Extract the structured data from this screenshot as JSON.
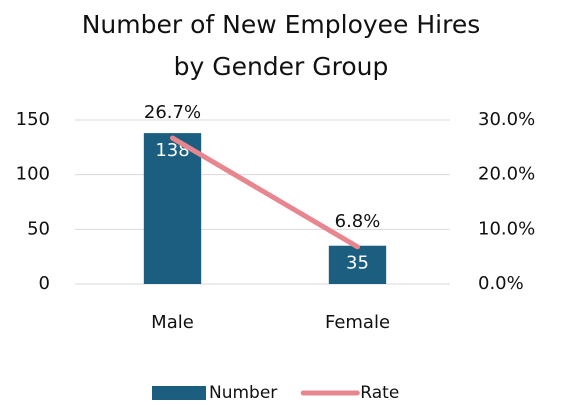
{
  "chart_data": {
    "type": "bar_line",
    "title": "Number of New Employee Hires by Gender Group",
    "categories": [
      "Male",
      "Female"
    ],
    "series": [
      {
        "name": "Number",
        "type": "bar",
        "color": "#1b5e80",
        "values": [
          138,
          35
        ]
      },
      {
        "name": "Rate",
        "type": "line",
        "axis": "y2",
        "color": "#e8868f",
        "values": [
          26.7,
          6.8
        ],
        "value_labels": [
          "26.7%",
          "6.8%"
        ]
      }
    ],
    "ylim": [
      0,
      150
    ],
    "yticks": [
      0,
      50,
      100,
      150
    ],
    "y2lim": [
      0,
      30
    ],
    "y2ticks": [
      {
        "value": 0,
        "label": "0.0%"
      },
      {
        "value": 10,
        "label": "10.0%"
      },
      {
        "value": 20,
        "label": "20.0%"
      },
      {
        "value": 30,
        "label": "30.0%"
      }
    ],
    "grid": true,
    "legend": "bottom"
  }
}
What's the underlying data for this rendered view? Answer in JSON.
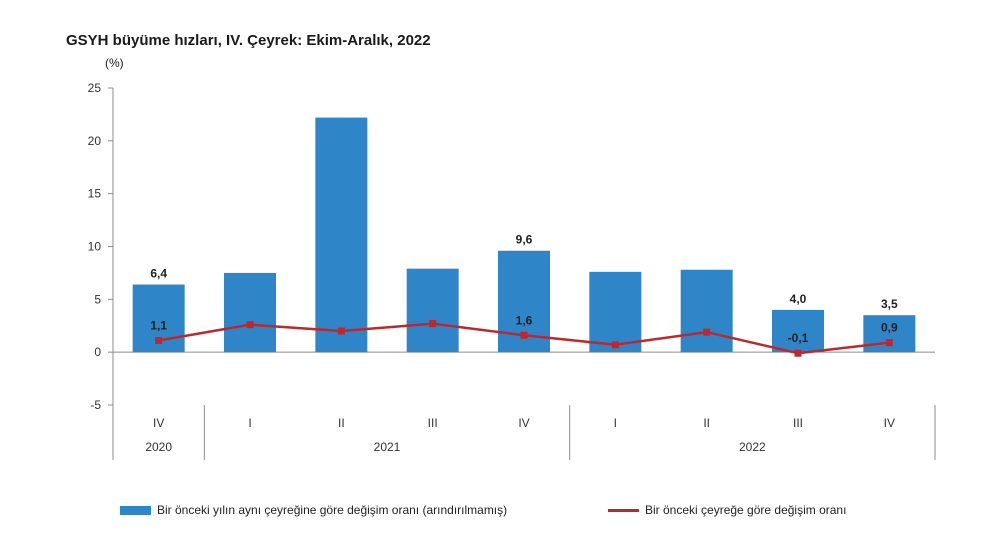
{
  "chart_data": {
    "type": "bar",
    "title": "GSYH büyüme hızları, IV. Çeyrek: Ekim-Aralık, 2022",
    "unit_label": "(%)",
    "ylim": [
      -5,
      25
    ],
    "y_ticks": [
      "-5",
      "0",
      "5",
      "10",
      "15",
      "20",
      "25"
    ],
    "grid": false,
    "categories": [
      "IV",
      "I",
      "II",
      "III",
      "IV",
      "I",
      "II",
      "III",
      "IV"
    ],
    "year_groups": [
      {
        "label": "2020",
        "count": 1
      },
      {
        "label": "2021",
        "count": 4
      },
      {
        "label": "2022",
        "count": 4
      }
    ],
    "series": [
      {
        "name": "Bir önceki yılın aynı çeyreğine göre değişim oranı (arındırılmamış)",
        "type": "bar",
        "color": "#2e86c8",
        "values": [
          6.4,
          7.5,
          22.2,
          7.9,
          9.6,
          7.6,
          7.8,
          4.0,
          3.5
        ],
        "labels": [
          "6,4",
          "",
          "",
          "",
          "9,6",
          "",
          "",
          "4,0",
          "3,5"
        ]
      },
      {
        "name": "Bir önceki çeyreğe göre değişim oranı",
        "type": "line",
        "color": "#c0272d",
        "values": [
          1.1,
          2.6,
          2.0,
          2.7,
          1.6,
          0.7,
          1.9,
          -0.1,
          0.9
        ],
        "labels": [
          "1,1",
          "",
          "",
          "",
          "1,6",
          "",
          "",
          "-0,1",
          "0,9"
        ]
      }
    ],
    "legend_position": "bottom"
  }
}
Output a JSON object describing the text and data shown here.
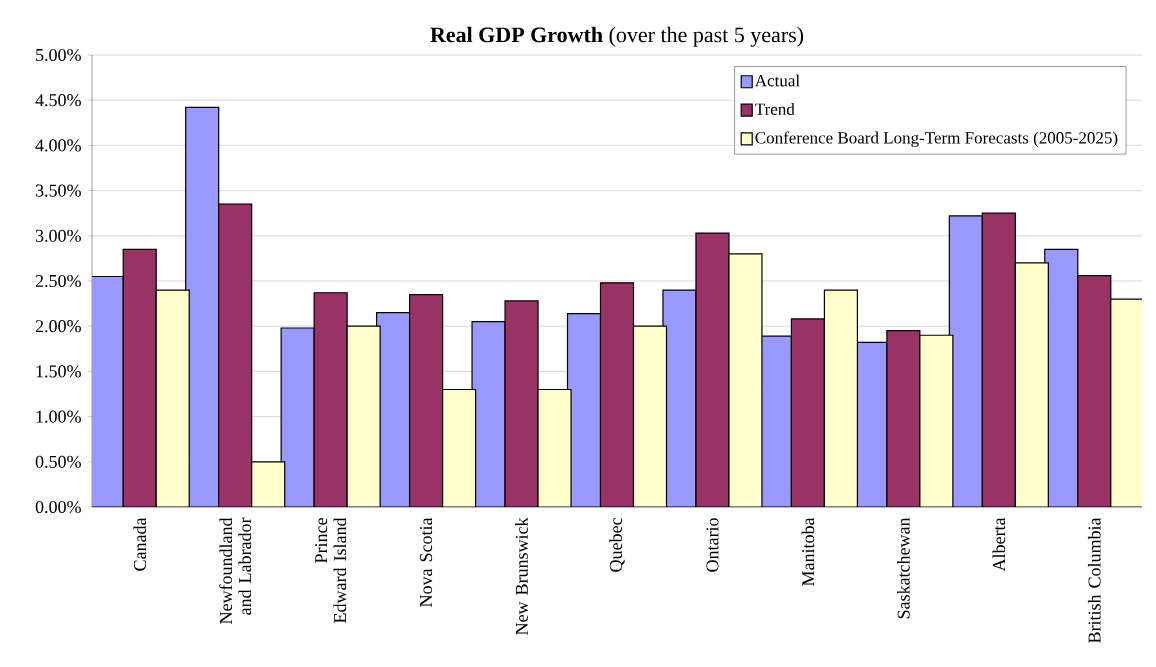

* _Task to carry out_:
Repeat the data exactly in full, omitting its pictures.

* _Finished task_:
Extract the structured data from this screenshot as JSON.
{
  "chart_data": {
    "type": "bar_line",
    "title": "Number of New Employee Hires by Gender Group",
    "categories": [
      "Male",
      "Female"
    ],
    "series": [
      {
        "name": "Number",
        "type": "bar",
        "color": "#1b5e80",
        "values": [
          138,
          35
        ]
      },
      {
        "name": "Rate",
        "type": "line",
        "axis": "y2",
        "color": "#e8868f",
        "values": [
          26.7,
          6.8
        ],
        "value_labels": [
          "26.7%",
          "6.8%"
        ]
      }
    ],
    "ylim": [
      0,
      150
    ],
    "yticks": [
      0,
      50,
      100,
      150
    ],
    "y2lim": [
      0,
      30
    ],
    "y2ticks": [
      {
        "value": 0,
        "label": "0.0%"
      },
      {
        "value": 10,
        "label": "10.0%"
      },
      {
        "value": 20,
        "label": "20.0%"
      },
      {
        "value": 30,
        "label": "30.0%"
      }
    ],
    "grid": true,
    "legend": "bottom"
  }
}
What's the underlying data for this rendered view? Answer in JSON.
{
  "chart_data": {
    "type": "bar",
    "title": "GSYH büyüme hızları, IV. Çeyrek: Ekim-Aralık, 2022",
    "unit_label": "(%)",
    "ylim": [
      -5,
      25
    ],
    "y_ticks": [
      "-5",
      "0",
      "5",
      "10",
      "15",
      "20",
      "25"
    ],
    "grid": false,
    "categories": [
      "IV",
      "I",
      "II",
      "III",
      "IV",
      "I",
      "II",
      "III",
      "IV"
    ],
    "year_groups": [
      {
        "label": "2020",
        "count": 1
      },
      {
        "label": "2021",
        "count": 4
      },
      {
        "label": "2022",
        "count": 4
      }
    ],
    "series": [
      {
        "name": "Bir önceki yılın aynı çeyreğine göre değişim oranı (arındırılmamış)",
        "type": "bar",
        "color": "#2e86c8",
        "values": [
          6.4,
          7.5,
          22.2,
          7.9,
          9.6,
          7.6,
          7.8,
          4.0,
          3.5
        ],
        "labels": [
          "6,4",
          "",
          "",
          "",
          "9,6",
          "",
          "",
          "4,0",
          "3,5"
        ]
      },
      {
        "name": "Bir önceki çeyreğe göre değişim oranı",
        "type": "line",
        "color": "#c0272d",
        "values": [
          1.1,
          2.6,
          2.0,
          2.7,
          1.6,
          0.7,
          1.9,
          -0.1,
          0.9
        ],
        "labels": [
          "1,1",
          "",
          "",
          "",
          "1,6",
          "",
          "",
          "-0,1",
          "0,9"
        ]
      }
    ],
    "legend_position": "bottom"
  }
}
Output a JSON object describing the text and data shown here.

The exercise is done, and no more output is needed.